# OBJECTIVE
Say how many lines contain the word "xlabel" and give no other text.

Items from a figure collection
-- Begin --

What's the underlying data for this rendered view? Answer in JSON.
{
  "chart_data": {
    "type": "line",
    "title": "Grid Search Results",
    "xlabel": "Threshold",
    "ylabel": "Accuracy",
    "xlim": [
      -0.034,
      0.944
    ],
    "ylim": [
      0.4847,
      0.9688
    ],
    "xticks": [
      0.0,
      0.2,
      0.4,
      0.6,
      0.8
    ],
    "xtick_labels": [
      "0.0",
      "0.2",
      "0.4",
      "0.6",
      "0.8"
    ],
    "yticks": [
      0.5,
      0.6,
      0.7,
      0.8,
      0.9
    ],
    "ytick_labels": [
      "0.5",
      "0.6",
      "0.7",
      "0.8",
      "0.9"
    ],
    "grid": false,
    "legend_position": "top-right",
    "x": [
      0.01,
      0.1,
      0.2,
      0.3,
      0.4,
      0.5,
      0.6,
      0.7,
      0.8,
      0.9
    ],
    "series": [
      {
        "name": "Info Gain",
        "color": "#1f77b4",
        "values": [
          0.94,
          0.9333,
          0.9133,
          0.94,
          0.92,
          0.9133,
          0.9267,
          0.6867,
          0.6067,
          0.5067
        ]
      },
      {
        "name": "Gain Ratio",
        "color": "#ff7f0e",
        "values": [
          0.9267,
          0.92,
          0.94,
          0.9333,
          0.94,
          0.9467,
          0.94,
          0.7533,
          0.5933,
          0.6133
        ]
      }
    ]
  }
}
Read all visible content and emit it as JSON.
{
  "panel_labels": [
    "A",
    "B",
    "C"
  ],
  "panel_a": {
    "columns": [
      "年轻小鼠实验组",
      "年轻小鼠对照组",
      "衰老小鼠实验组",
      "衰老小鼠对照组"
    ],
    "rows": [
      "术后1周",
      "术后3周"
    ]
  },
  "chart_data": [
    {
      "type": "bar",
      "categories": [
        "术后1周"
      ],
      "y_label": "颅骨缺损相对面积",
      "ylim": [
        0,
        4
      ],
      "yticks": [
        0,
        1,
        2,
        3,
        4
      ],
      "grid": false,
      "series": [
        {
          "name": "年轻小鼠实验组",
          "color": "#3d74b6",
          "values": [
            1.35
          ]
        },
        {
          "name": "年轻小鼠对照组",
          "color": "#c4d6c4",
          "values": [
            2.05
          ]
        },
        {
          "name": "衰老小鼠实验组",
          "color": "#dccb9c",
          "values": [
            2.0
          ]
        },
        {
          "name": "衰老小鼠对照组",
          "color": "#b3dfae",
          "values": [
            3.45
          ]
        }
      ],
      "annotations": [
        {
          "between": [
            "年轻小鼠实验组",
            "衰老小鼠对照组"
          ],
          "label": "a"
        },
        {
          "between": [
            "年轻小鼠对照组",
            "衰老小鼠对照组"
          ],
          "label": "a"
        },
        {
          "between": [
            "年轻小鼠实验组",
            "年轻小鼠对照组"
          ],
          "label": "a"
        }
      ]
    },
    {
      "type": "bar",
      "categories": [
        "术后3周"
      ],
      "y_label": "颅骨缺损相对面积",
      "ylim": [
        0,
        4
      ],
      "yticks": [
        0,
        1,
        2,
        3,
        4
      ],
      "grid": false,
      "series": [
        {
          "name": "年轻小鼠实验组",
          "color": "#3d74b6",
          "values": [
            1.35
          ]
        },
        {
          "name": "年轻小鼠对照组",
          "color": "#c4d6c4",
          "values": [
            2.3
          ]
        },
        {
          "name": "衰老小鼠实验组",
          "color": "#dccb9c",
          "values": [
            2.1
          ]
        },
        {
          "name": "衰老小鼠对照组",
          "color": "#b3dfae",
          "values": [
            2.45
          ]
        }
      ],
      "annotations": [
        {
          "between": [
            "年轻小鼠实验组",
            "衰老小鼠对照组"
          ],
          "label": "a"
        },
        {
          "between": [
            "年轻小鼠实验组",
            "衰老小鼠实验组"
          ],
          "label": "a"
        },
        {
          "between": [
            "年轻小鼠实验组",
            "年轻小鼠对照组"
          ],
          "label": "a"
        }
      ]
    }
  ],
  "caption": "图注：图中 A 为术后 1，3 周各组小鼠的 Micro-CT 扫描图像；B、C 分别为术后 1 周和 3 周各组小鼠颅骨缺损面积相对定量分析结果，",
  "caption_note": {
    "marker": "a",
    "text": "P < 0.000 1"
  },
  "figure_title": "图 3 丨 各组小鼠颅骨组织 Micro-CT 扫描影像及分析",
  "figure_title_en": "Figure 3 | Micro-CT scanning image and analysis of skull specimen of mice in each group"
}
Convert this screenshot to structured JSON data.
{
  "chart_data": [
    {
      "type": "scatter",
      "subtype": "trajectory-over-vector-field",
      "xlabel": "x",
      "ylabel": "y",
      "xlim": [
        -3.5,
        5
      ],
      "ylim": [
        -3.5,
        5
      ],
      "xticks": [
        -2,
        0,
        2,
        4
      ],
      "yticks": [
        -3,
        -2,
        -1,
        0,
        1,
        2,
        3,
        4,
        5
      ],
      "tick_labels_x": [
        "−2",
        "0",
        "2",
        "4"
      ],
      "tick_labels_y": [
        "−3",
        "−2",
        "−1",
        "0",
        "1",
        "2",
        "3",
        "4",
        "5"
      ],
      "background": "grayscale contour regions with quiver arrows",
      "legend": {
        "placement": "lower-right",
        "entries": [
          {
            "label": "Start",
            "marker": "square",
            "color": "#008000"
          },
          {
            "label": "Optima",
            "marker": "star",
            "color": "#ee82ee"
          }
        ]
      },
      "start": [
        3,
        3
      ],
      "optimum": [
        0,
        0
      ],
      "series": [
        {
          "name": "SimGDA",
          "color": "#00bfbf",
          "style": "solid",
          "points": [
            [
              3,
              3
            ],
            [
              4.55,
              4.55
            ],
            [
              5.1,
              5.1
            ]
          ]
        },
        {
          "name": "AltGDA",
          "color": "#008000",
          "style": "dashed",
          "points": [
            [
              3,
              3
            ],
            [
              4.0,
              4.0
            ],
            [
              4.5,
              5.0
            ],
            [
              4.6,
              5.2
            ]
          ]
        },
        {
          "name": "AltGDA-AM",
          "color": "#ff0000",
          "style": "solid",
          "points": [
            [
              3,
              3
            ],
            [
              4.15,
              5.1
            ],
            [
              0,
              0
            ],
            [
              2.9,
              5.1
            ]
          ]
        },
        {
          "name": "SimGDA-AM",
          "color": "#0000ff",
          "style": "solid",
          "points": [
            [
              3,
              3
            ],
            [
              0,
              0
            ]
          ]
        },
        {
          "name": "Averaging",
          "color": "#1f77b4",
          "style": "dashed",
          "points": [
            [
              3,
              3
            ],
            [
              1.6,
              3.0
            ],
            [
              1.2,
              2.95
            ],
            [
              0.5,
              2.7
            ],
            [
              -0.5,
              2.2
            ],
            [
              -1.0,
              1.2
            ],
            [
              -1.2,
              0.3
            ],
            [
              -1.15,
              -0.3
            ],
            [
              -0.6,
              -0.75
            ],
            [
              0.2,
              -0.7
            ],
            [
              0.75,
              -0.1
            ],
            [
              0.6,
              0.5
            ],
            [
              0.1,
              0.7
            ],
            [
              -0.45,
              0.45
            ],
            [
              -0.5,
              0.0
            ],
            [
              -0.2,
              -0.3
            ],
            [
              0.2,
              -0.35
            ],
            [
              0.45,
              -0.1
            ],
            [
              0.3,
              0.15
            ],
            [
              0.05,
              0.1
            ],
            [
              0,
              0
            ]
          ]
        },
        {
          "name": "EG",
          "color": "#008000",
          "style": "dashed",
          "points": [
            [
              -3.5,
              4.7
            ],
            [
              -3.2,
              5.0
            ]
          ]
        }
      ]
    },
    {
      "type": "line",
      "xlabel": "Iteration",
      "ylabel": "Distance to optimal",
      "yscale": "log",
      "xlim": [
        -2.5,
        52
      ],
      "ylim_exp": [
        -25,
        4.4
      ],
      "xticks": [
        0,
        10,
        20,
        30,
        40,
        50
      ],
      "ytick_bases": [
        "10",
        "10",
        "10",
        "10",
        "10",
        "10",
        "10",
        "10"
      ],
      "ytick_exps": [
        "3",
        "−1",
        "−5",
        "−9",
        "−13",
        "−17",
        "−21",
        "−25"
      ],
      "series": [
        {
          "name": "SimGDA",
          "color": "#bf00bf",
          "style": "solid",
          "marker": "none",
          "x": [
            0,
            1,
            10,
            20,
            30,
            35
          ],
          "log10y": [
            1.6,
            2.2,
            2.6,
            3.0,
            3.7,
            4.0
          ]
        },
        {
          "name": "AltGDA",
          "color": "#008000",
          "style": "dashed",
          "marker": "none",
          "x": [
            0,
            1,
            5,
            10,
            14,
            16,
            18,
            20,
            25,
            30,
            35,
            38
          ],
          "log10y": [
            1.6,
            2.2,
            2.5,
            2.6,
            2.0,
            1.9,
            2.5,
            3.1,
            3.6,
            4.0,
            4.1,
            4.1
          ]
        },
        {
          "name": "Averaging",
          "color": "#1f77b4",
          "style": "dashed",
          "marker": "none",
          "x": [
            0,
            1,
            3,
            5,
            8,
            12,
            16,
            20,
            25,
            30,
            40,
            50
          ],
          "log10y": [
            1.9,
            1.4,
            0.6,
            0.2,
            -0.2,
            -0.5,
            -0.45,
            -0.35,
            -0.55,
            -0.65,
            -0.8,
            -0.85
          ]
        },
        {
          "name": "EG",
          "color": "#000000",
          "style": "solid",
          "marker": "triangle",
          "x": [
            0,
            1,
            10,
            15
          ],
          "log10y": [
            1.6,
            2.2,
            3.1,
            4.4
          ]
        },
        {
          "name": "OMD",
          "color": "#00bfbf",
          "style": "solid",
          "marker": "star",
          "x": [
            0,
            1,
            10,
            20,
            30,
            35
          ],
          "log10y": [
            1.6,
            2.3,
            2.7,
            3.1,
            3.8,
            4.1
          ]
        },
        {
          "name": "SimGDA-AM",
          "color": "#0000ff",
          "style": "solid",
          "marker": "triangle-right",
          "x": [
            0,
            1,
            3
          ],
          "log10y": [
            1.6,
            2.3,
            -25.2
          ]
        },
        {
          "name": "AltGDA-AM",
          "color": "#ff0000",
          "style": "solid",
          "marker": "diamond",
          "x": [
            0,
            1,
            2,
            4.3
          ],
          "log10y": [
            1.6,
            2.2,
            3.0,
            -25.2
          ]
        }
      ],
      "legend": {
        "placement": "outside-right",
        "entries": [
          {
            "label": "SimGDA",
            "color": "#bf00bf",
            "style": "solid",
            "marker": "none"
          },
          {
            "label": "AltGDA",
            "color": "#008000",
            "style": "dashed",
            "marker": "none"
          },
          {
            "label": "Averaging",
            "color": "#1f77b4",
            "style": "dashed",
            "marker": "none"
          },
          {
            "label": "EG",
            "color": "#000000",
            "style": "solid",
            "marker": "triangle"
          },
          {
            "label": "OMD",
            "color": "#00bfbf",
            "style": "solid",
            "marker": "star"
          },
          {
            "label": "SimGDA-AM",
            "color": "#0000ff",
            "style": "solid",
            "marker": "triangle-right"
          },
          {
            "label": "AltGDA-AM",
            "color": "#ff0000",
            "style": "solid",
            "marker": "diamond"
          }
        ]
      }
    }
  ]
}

-- End --

# ANSWER BELOW
3